- **本文**
* * * * *

現代社会学部公開講座 第30期 町家で学ぶ京都の歴史と文化 ~宇治で「源氏物語」をよむ~

2020/07/10

今回は初めての試みとして,遠隔システム(ZOOM)を利用して町家講座を開催することとなった。テーマは,宇治と源氏物語の世界観について,宇治市源氏物語ミュージアムの家塚智子学芸員にお越しいただき,ネットを通した講演を開催した。

宇治は都と大和を結ぶ街道沿いにあり、古代より藤原氏の葬送の地、貴族の別荘が営まれてきた。また万葉集、古今和歌集などに多く詠まれ、『源氏物語』宇治十帖の舞台となった地である。荒々しさを暗示する「ちはやふる」は、宇治にかかる枕詞として知られる。宇治川の豊かな水量と流れの速さからの想起であろうか。宇治十帖は光源氏の死後の物語であるが、宇治川を挟んだ両岸には、都の貴族の世界観と宇治の姫君の暮らしが存在し、その間を行き交う人間模様が描写される。また川にかかる橋のイメージは光源氏の生きざまが子孫へと繋がれることが意識される。物語が書写され、現代語訳や物語を元に映画などとして創造されることによって、後の世に読み継がれていくことが、かけ橋としてのイメージと重なる。今なお当時の自然景観を追体験できる宇治で()まれた歌や物語を()み親しむことによって、さらに作品に込められた宇治の持つ魅力に触れることができると確信することができる内容となった。

* * * * *

- **抜粋資料**
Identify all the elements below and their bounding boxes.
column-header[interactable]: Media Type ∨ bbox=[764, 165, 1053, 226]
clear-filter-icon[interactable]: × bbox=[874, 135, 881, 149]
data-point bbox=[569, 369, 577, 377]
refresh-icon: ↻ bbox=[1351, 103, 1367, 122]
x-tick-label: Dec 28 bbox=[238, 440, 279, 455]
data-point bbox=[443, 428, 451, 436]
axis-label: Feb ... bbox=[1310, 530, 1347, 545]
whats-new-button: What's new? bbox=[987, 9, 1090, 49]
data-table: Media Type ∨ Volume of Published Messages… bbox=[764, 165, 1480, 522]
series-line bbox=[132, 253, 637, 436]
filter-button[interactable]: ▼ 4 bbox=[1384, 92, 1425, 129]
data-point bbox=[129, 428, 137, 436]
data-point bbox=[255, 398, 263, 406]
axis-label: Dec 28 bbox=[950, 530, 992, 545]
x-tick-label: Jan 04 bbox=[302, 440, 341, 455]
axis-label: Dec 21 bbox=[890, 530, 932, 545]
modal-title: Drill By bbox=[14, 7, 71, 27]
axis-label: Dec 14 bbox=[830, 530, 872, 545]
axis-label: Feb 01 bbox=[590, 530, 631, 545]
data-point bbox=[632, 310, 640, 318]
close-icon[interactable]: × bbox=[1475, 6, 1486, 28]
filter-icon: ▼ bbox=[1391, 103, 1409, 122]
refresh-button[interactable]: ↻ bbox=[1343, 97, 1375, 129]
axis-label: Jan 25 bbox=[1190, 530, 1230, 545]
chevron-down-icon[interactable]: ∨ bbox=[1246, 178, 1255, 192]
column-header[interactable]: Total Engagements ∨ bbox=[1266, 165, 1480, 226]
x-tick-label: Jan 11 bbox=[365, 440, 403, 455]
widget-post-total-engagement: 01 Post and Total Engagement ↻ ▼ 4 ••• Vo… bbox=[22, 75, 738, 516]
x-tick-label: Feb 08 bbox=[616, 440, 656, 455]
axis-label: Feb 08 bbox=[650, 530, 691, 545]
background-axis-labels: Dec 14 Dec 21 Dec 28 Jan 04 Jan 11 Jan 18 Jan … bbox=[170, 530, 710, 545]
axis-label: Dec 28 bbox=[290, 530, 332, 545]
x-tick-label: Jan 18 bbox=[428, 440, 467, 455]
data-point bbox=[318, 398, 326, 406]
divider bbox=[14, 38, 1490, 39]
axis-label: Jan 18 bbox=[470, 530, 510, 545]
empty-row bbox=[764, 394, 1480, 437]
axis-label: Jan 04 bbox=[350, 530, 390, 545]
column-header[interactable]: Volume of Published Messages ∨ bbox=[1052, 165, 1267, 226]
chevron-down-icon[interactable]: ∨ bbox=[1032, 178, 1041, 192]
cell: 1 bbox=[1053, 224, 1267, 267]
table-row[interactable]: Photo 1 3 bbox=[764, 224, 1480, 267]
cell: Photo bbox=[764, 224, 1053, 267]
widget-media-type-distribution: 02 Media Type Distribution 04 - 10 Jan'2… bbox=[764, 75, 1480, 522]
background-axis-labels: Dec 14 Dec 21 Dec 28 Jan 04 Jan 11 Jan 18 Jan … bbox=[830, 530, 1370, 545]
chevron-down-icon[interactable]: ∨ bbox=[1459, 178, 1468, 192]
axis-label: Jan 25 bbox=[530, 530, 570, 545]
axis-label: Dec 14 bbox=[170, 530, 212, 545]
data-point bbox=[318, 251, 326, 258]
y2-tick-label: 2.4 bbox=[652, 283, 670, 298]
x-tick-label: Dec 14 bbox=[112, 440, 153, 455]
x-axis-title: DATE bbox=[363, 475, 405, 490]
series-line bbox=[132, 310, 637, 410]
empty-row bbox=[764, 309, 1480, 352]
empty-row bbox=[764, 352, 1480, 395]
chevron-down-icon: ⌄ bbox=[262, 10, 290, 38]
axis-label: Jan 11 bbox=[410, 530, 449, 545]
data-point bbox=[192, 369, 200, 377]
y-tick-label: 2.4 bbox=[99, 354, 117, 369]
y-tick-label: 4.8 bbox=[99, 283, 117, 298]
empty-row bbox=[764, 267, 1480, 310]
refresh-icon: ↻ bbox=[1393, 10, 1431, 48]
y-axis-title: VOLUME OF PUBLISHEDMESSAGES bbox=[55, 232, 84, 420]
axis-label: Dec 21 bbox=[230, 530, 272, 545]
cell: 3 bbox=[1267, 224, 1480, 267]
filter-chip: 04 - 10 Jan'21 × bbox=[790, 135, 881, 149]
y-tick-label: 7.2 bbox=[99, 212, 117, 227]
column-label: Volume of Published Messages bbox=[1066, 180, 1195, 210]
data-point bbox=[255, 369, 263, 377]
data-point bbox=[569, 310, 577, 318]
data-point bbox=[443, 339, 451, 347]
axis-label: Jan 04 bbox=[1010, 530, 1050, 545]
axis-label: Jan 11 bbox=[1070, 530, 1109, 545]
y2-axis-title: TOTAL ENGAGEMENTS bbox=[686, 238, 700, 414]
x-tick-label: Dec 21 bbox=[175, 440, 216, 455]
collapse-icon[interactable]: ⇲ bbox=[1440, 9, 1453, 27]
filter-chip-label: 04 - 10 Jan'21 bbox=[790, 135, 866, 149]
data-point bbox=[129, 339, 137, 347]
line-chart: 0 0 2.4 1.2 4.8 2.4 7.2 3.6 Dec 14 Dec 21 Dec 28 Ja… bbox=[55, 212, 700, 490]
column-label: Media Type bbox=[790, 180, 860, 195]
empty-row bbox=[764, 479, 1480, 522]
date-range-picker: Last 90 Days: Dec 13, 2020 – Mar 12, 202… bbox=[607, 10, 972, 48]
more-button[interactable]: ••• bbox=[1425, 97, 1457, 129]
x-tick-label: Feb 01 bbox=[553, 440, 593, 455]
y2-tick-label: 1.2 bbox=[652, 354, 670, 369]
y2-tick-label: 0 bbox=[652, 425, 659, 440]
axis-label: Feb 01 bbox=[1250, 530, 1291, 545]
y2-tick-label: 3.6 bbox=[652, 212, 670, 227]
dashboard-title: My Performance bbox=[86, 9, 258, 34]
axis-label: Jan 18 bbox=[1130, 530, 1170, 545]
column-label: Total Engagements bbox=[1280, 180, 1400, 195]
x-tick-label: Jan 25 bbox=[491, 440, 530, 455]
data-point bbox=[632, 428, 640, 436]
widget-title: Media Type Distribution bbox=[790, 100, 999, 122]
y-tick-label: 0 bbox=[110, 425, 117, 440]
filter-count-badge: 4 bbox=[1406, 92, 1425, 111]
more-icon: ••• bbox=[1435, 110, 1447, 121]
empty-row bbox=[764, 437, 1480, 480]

* * * * *

- **練習問題**
本文の「今回は初めての試みとして,遠」から「ることができる内容となった。」までを、「ることができる内容となった。」も含めて書き写しなさい。その際、「光源氏」を「源氏の君」に置き換えること。

- **解答**
今回は初めての試みとして,遠隔システム(ZOOM)を利用して町家講座を開催することとなった。テーマは,宇治と源氏物語の世界観について,宇治市源氏物語ミュージアムの家塚智子学芸員にお越しいただき,ネットを通した講演を開催した。

宇治は都と大和を結ぶ街道沿いにあり、古代より藤原氏の葬送の地、貴族の別荘が営まれてきた。また万葉集、古今和歌集などに多く詠まれ、『源氏物語』宇治十帖の舞台となった地である。荒々しさを暗示する「ちはやふる」は、宇治にかかる枕詞として知られる。宇治川の豊かな水量と流れの速さからの想起であろうか。宇治十帖は源氏の君の死後の物語であるが、宇治川を挟んだ両岸には、都の貴族の世界観と宇治の姫君の暮らしが存在し、その間を行き交う人間模様が描写される。また川にかかる橋のイメージは源氏の君の生きざまが子孫へと繋がれることが意識される。物語が書写され、現代語訳や物語を元に映画などとして創造されることによって、後の世に読み継がれていくことが、かけ橋としてのイメージと重なる。今なお当時の自然景観を追体験できる宇治で()まれた歌や物語を()み親しむことによって、さらに作品に込められた宇治の持つ魅力に触れることができると確信することができる内容となった。